Request
Check each line below for the word "izvora", and copy those that have it.

Records contained in a dataset
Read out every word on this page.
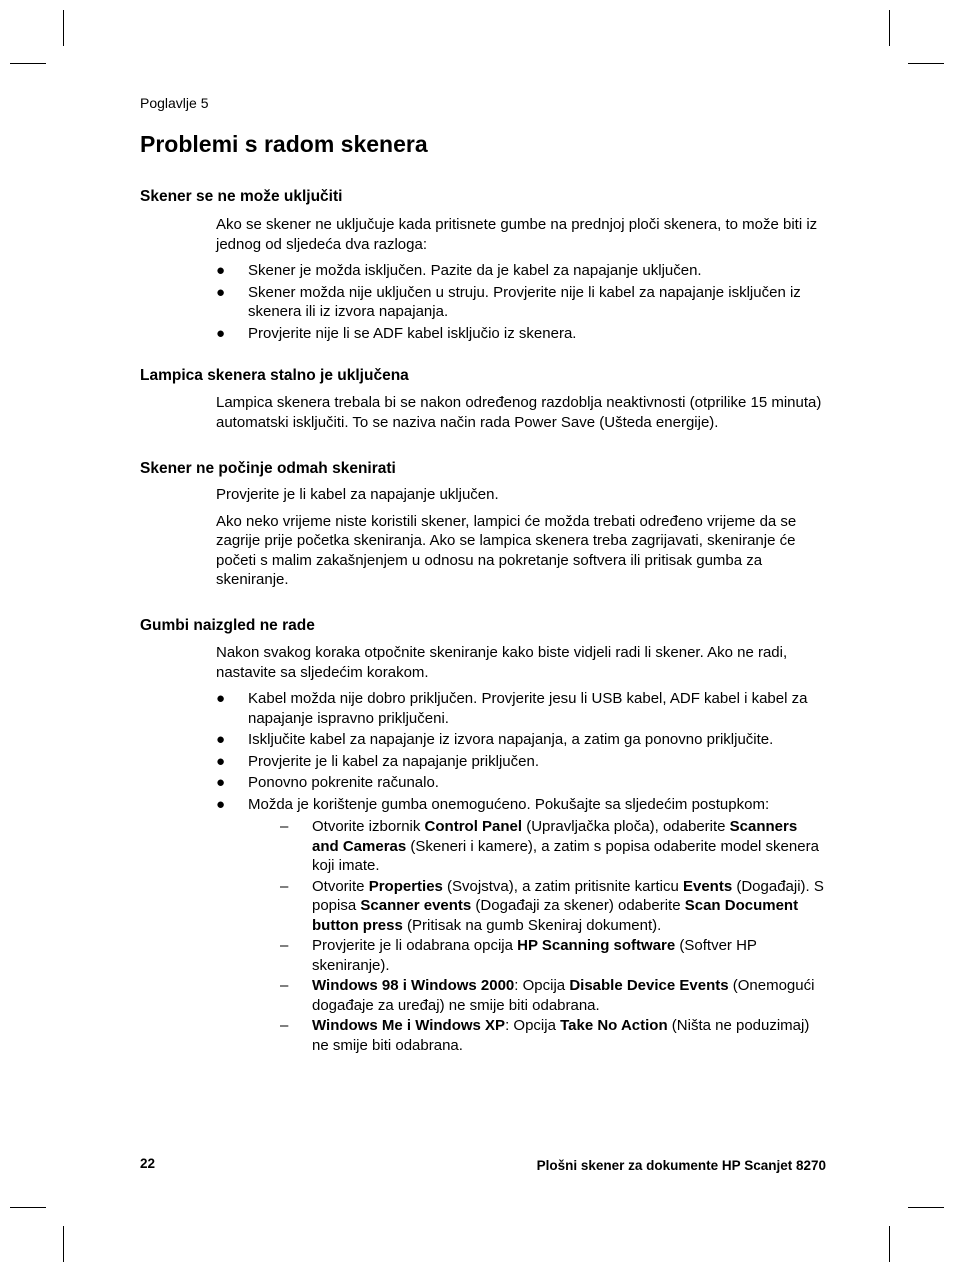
Poglavlje 5
Problemi s radom skenera
Skener se ne može uključiti

Ako se skener ne uključuje kada pritisnete gumbe na prednjoj ploči skenera, to može biti iz jednog od sljedeća dva razloga:

● Skener je možda isključen. Pazite da je kabel za napajanje uključen.
● Skener možda nije uključen u struju. Provjerite nije li kabel za napajanje isključen iz skenera ili iz izvora napajanja.
● Provjerite nije li se ADF kabel isključio iz skenera.
Lampica skenera stalno je uključena

Lampica skenera trebala bi se nakon određenog razdoblja neaktivnosti (otprilike 15 minuta) automatski isključiti. To se naziva način rada Power Save (Ušteda energije).

Skener ne počinje odmah skenirati

Provjerite je li kabel za napajanje uključen.

Ako neko vrijeme niste koristili skener, lampici će možda trebati određeno vrijeme da se zagrije prije početka skeniranja. Ako se lampica skenera treba zagrijavati, skeniranje će početi s malim zakašnjenjem u odnosu na pokretanje softvera ili pritisak gumba za skeniranje.

Gumbi naizgled ne rade

Nakon svakog koraka otpočnite skeniranje kako biste vidjeli radi li skener. Ako ne radi, nastavite sa sljedećim korakom.

● Kabel možda nije dobro priključen. Provjerite jesu li USB kabel, ADF kabel i kabel za napajanje ispravno priključeni.
● Isključite kabel za napajanje iz izvora napajanja, a zatim ga ponovno priključite.
● Provjerite je li kabel za napajanje priključen.
● Ponovno pokrenite računalo.
● Možda je korištenje gumba onemogućeno. Pokušajte sa sljedećim postupkom:
– Otvorite izbornik Control Panel (Upravljačka ploča), odaberite Scanners and Cameras (Skeneri i kamere), a zatim s popisa odaberite model skenera koji imate.
– Otvorite Properties (Svojstva), a zatim pritisnite karticu Events (Događaji). S popisa Scanner events (Događaji za skener) odaberite Scan Document button press (Pritisak na gumb Skeniraj dokument).
– Provjerite je li odabrana opcija HP Scanning software (Softver HP skeniranje).
– Windows 98 i Windows 2000: Opcija Disable Device Events (Onemogući događaje za uređaj) ne smije biti odabrana.
– Windows Me i Windows XP: Opcija Take No Action (Ništa ne poduzimaj) ne smije biti odabrana.
22	Plošni skener za dokumente HP Scanjet 8270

Problem solution
● Skener možda nije uključen u struju. Provjerite nije li kabel za napajanje isključen iz skenera ili iz izvora napajanja.
● Isključite kabel za napajanje iz izvora napajanja, a zatim ga ponovno priključite.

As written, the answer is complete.